Items from a figure collection:
***
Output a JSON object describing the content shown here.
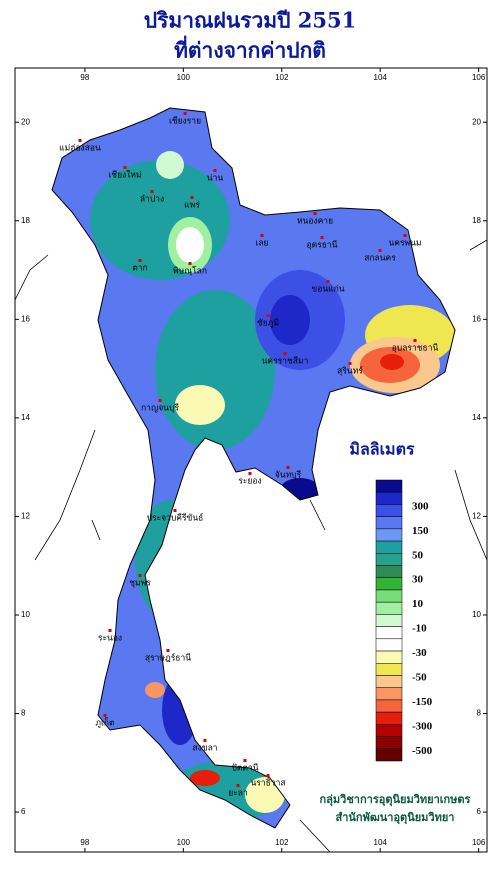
{
  "title": [
    "ปริมาณฝนรวมปี 2551",
    "ที่ต่างจากค่าปกติ"
  ],
  "map": {
    "xlim": [
      96.58,
      106.17
    ],
    "ylim": [
      5.19,
      21.1
    ],
    "xticks": [
      98,
      100,
      102,
      104,
      106
    ],
    "yticks": [
      20,
      18,
      16,
      14,
      12,
      10,
      8,
      6
    ]
  },
  "places": [
    "เชียงราย",
    "แม่ฮ่องสอน",
    "เชียงใหม่",
    "น่าน",
    "ลำปาง",
    "แพร่",
    "ตาก",
    "พิษณุโลก",
    "เลย",
    "หนองคาย",
    "อุดรธานี",
    "นครพนม",
    "สกลนคร",
    "ขอนแก่น",
    "ชัยภูมิ",
    "นครราชสีมา",
    "อุบลราชธานี",
    "สุรินทร์",
    "กาญจนบุรี",
    "ระยอง",
    "จันทบุรี",
    "ประจวบคีรีขันธ์",
    "ชุมพร",
    "ระนอง",
    "สุราษฎร์ธานี",
    "ภูเก็ต",
    "สงขลา",
    "ปัตตานี",
    "ยะลา",
    "นราธิวาส"
  ],
  "legend": {
    "title": "มิลลิเมตร",
    "labels": [
      300,
      150,
      50,
      30,
      10,
      -10,
      -30,
      -50,
      -150,
      -300,
      -500
    ],
    "colors": [
      "#0a0a8c",
      "#1e28c8",
      "#3c50e6",
      "#5a78f0",
      "#6e96f5",
      "#1ea0a0",
      "#28a08c",
      "#2e8b57",
      "#32b432",
      "#78dc78",
      "#a0f0a0",
      "#d2fad2",
      "#ffffff",
      "#ffffff",
      "#fafab4",
      "#f0e650",
      "#fac88c",
      "#fa9664",
      "#f5643c",
      "#e61e0a",
      "#b40000",
      "#8c0000",
      "#640000"
    ]
  },
  "credits": [
    "กลุ่มวิชาการอุตุนิยมวิทยาเกษตร",
    "สำนักพัฒนาอุตุนิยมวิทยา"
  ]
}
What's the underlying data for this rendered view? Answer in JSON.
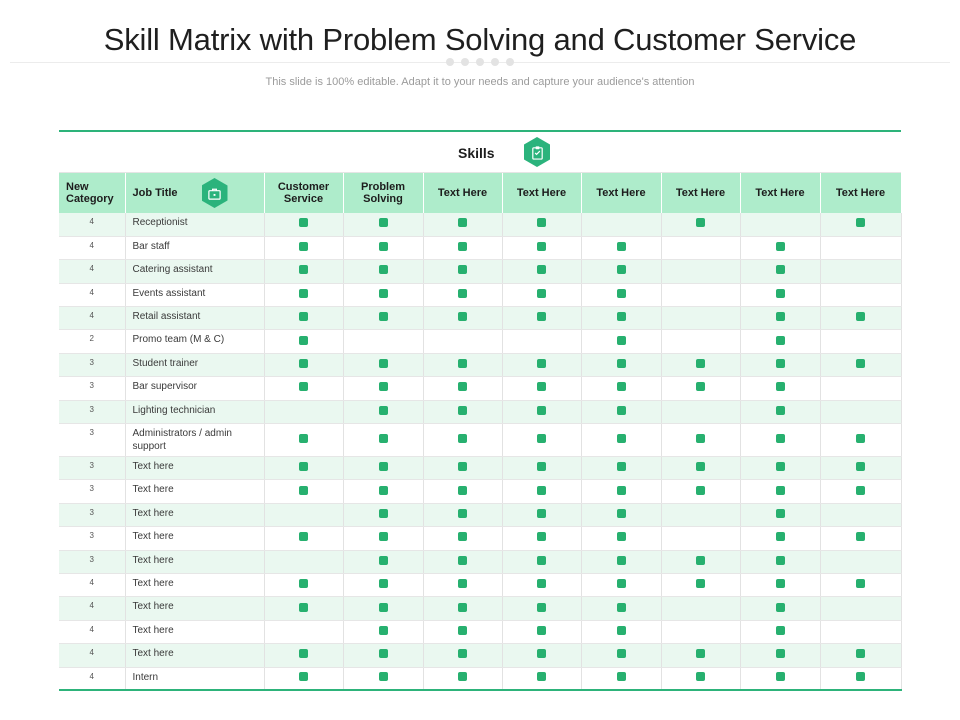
{
  "title": "Skill Matrix with Problem Solving and Customer Service",
  "subtitle": "This slide is 100% editable. Adapt it to your needs and capture your audience's attention",
  "skills_heading": "Skills",
  "colors": {
    "accent": "#2bb37c",
    "header_fill": "#aeeccb",
    "stripe": "#eaf8f0",
    "mark": "#27b06f"
  },
  "icons": {
    "skills": "clipboard-icon",
    "job_title": "briefcase-icon"
  },
  "columns": {
    "category": "New Category",
    "job_title": "Job Title",
    "skills": [
      "Customer Service",
      "Problem Solving",
      "Text Here",
      "Text Here",
      "Text Here",
      "Text Here",
      "Text Here",
      "Text Here"
    ]
  },
  "rows": [
    {
      "category": "4",
      "job": "Receptionist",
      "marks": [
        1,
        1,
        1,
        1,
        0,
        1,
        0,
        1
      ]
    },
    {
      "category": "4",
      "job": "Bar staff",
      "marks": [
        1,
        1,
        1,
        1,
        1,
        0,
        1,
        0
      ]
    },
    {
      "category": "4",
      "job": "Catering assistant",
      "marks": [
        1,
        1,
        1,
        1,
        1,
        0,
        1,
        0
      ]
    },
    {
      "category": "4",
      "job": "Events assistant",
      "marks": [
        1,
        1,
        1,
        1,
        1,
        0,
        1,
        0
      ]
    },
    {
      "category": "4",
      "job": "Retail assistant",
      "marks": [
        1,
        1,
        1,
        1,
        1,
        0,
        1,
        1
      ]
    },
    {
      "category": "2",
      "job": "Promo team (M & C)",
      "marks": [
        1,
        0,
        0,
        0,
        1,
        0,
        1,
        0
      ]
    },
    {
      "category": "3",
      "job": "Student trainer",
      "marks": [
        1,
        1,
        1,
        1,
        1,
        1,
        1,
        1
      ]
    },
    {
      "category": "3",
      "job": "Bar supervisor",
      "marks": [
        1,
        1,
        1,
        1,
        1,
        1,
        1,
        0
      ]
    },
    {
      "category": "3",
      "job": "Lighting technician",
      "marks": [
        0,
        1,
        1,
        1,
        1,
        0,
        1,
        0
      ]
    },
    {
      "category": "3",
      "job": "Administrators / admin support",
      "marks": [
        1,
        1,
        1,
        1,
        1,
        1,
        1,
        1
      ]
    },
    {
      "category": "3",
      "job": "Text here",
      "marks": [
        1,
        1,
        1,
        1,
        1,
        1,
        1,
        1
      ]
    },
    {
      "category": "3",
      "job": "Text here",
      "marks": [
        1,
        1,
        1,
        1,
        1,
        1,
        1,
        1
      ]
    },
    {
      "category": "3",
      "job": "Text here",
      "marks": [
        0,
        1,
        1,
        1,
        1,
        0,
        1,
        0
      ]
    },
    {
      "category": "3",
      "job": "Text here",
      "marks": [
        1,
        1,
        1,
        1,
        1,
        0,
        1,
        1
      ]
    },
    {
      "category": "3",
      "job": "Text here",
      "marks": [
        0,
        1,
        1,
        1,
        1,
        1,
        1,
        0
      ]
    },
    {
      "category": "4",
      "job": "Text here",
      "marks": [
        1,
        1,
        1,
        1,
        1,
        1,
        1,
        1
      ]
    },
    {
      "category": "4",
      "job": "Text here",
      "marks": [
        1,
        1,
        1,
        1,
        1,
        0,
        1,
        0
      ]
    },
    {
      "category": "4",
      "job": "Text here",
      "marks": [
        0,
        1,
        1,
        1,
        1,
        0,
        1,
        0
      ]
    },
    {
      "category": "4",
      "job": "Text here",
      "marks": [
        1,
        1,
        1,
        1,
        1,
        1,
        1,
        1
      ]
    },
    {
      "category": "4",
      "job": "Intern",
      "marks": [
        1,
        1,
        1,
        1,
        1,
        1,
        1,
        1
      ]
    }
  ]
}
***
- _YOUR OBJECTIVE_
Pick out each line containing "JSON" and report it.

- _RESPONSE FOR THIS EXERCISE_
Output a JSON object describing the content shown here.
What's the underlying data for this rendered view? Answer in JSON.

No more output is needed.